Task objective: Check every line below for the word "Начало" and copy the ones that have it.

Entries from a dataset:
********

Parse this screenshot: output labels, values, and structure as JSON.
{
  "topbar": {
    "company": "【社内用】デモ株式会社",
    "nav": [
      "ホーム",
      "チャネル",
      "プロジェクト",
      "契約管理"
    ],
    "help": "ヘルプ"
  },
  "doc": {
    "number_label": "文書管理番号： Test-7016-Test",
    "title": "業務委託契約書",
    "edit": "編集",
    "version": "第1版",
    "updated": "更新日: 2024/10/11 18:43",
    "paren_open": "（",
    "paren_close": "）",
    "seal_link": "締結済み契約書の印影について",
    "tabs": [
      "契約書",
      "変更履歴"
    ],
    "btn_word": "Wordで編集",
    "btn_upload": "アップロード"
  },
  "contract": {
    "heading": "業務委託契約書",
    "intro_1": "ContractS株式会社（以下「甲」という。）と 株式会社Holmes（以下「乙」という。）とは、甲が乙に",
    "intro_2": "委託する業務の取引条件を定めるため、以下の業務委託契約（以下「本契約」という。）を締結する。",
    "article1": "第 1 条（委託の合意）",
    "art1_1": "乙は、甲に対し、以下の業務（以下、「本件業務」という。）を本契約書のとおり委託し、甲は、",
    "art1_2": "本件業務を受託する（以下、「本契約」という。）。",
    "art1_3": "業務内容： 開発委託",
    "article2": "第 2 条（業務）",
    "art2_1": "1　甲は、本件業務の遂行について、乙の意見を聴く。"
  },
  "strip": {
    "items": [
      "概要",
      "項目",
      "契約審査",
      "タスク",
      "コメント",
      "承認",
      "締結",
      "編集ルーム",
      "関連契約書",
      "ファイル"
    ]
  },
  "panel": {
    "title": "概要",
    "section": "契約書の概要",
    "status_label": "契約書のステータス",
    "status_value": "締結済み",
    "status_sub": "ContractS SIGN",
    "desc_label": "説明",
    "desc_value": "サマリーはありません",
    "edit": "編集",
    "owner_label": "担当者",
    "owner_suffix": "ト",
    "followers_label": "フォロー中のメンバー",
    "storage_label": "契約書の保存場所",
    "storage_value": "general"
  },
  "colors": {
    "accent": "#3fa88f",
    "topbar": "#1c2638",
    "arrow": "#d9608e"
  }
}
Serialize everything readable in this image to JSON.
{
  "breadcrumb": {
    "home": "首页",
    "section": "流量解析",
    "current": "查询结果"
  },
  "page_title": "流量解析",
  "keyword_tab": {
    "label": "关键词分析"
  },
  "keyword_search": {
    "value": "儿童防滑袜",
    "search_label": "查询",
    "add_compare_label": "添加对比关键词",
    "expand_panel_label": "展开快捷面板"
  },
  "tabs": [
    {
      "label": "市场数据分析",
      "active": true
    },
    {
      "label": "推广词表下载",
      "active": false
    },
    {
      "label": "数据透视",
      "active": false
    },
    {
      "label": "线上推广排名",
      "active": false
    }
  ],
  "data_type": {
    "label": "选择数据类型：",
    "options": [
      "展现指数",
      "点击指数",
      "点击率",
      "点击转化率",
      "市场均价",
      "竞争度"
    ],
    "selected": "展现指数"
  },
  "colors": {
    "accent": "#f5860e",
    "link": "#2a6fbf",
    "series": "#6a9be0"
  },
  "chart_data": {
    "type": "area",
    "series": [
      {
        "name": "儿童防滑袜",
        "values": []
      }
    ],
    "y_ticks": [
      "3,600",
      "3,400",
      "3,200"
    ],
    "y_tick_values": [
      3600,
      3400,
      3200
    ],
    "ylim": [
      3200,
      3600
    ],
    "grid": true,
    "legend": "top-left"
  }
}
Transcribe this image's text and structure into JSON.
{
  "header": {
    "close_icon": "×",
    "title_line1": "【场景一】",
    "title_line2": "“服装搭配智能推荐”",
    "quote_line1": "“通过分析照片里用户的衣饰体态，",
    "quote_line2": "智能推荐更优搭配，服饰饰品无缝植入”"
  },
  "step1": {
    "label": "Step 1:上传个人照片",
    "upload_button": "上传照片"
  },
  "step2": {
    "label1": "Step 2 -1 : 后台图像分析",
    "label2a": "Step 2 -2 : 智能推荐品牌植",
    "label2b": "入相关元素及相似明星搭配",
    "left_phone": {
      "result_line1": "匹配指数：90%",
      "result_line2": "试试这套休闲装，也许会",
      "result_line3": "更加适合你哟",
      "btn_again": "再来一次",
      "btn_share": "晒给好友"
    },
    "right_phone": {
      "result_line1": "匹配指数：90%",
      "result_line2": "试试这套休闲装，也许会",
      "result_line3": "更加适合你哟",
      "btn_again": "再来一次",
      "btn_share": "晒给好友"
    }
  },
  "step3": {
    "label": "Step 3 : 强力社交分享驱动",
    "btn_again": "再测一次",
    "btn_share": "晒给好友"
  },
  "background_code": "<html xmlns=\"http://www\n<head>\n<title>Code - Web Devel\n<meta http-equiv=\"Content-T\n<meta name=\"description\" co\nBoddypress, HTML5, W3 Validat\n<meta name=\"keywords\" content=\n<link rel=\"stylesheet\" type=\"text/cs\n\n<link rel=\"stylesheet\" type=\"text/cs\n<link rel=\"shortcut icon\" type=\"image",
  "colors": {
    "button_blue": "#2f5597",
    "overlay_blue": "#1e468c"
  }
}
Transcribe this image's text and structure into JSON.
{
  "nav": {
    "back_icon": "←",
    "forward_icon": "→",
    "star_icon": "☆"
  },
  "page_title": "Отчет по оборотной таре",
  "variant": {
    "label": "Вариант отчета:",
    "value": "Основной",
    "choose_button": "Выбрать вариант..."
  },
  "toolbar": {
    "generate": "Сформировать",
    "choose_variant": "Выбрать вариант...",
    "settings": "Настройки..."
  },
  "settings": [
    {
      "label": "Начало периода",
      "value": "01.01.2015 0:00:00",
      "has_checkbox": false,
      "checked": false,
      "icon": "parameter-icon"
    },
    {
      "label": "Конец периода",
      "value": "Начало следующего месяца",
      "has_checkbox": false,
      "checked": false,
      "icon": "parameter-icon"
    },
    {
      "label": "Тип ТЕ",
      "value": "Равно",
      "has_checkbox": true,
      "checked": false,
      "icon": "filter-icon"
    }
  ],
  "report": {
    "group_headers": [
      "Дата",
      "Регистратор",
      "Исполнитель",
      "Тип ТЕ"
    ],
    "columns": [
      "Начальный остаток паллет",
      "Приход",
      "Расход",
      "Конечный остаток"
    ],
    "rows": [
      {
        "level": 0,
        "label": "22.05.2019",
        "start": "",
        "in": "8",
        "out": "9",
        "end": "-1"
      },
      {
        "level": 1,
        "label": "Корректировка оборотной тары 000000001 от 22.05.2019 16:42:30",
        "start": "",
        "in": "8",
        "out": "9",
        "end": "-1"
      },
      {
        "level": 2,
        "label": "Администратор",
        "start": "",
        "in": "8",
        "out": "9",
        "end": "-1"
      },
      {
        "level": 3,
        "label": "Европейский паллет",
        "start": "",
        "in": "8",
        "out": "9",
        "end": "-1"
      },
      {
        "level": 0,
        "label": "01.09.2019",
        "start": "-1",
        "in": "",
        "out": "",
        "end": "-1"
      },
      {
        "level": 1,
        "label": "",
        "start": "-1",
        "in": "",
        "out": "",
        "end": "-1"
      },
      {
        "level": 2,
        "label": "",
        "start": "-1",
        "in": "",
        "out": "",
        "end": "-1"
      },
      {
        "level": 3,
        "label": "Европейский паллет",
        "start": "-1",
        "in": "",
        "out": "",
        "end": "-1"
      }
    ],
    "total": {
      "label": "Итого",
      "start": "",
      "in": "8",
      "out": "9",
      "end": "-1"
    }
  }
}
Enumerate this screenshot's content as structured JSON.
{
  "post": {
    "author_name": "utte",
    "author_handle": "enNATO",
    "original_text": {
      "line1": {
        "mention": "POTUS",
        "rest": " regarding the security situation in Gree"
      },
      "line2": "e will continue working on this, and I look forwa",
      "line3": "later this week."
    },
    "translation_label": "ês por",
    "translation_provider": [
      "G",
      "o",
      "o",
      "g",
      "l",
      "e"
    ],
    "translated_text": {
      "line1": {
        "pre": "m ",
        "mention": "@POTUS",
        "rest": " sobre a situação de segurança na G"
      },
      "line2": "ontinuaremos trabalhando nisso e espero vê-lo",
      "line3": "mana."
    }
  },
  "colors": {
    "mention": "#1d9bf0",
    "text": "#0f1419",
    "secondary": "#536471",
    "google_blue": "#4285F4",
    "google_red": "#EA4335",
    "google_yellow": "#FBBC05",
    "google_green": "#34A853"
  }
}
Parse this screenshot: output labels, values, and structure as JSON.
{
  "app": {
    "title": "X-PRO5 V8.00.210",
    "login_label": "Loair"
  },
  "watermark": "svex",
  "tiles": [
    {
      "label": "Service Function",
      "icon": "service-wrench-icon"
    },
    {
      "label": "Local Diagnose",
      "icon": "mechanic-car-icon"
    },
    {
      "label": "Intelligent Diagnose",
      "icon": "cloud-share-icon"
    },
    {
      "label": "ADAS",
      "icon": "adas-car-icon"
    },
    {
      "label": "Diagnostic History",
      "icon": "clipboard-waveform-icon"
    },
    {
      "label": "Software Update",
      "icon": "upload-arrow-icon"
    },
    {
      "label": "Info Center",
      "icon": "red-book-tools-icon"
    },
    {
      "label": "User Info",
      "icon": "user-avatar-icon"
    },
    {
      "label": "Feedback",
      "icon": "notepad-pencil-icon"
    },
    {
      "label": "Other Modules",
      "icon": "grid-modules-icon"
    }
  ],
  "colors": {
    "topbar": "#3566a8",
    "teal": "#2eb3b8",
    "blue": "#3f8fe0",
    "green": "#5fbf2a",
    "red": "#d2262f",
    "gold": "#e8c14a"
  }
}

********

Answer:
      "label": "Начало периода",
      "value": "Начало следующего месяца",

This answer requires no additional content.